# Your objective
Return each line of the records holding the string "worry".

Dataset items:
* * * * * * *
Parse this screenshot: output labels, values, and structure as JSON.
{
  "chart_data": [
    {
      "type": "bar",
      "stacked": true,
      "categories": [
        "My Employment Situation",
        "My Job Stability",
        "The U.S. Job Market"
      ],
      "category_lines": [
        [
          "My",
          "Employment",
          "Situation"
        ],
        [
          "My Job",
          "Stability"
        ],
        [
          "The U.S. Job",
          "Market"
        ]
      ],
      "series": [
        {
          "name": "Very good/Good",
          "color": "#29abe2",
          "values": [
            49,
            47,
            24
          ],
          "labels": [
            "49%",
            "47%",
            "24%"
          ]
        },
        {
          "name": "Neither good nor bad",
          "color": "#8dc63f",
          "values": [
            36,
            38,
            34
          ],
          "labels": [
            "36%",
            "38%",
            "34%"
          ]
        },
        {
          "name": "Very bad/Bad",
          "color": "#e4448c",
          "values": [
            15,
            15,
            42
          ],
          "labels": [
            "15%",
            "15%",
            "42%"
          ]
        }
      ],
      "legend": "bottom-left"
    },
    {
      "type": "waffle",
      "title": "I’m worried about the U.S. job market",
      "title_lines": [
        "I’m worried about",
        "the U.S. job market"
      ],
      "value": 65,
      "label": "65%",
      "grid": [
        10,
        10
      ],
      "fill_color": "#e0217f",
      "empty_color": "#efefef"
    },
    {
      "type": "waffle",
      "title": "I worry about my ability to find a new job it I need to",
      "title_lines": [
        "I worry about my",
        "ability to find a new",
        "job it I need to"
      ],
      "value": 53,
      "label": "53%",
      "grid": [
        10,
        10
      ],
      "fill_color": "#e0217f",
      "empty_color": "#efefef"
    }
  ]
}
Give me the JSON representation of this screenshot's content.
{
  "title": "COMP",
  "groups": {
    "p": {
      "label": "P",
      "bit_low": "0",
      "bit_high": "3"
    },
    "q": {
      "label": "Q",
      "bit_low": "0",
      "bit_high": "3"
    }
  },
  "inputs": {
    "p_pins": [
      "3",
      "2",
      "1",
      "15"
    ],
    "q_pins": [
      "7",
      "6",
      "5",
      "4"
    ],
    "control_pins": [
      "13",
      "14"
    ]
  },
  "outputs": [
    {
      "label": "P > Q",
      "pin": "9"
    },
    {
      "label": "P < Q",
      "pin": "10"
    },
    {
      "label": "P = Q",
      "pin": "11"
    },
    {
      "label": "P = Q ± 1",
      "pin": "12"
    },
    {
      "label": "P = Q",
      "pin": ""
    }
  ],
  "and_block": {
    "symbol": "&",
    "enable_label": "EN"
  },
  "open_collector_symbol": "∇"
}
* * * * * * *
# Task output
      "title": "I worry about my ability to find a new job it I need to",
        "I worry about my",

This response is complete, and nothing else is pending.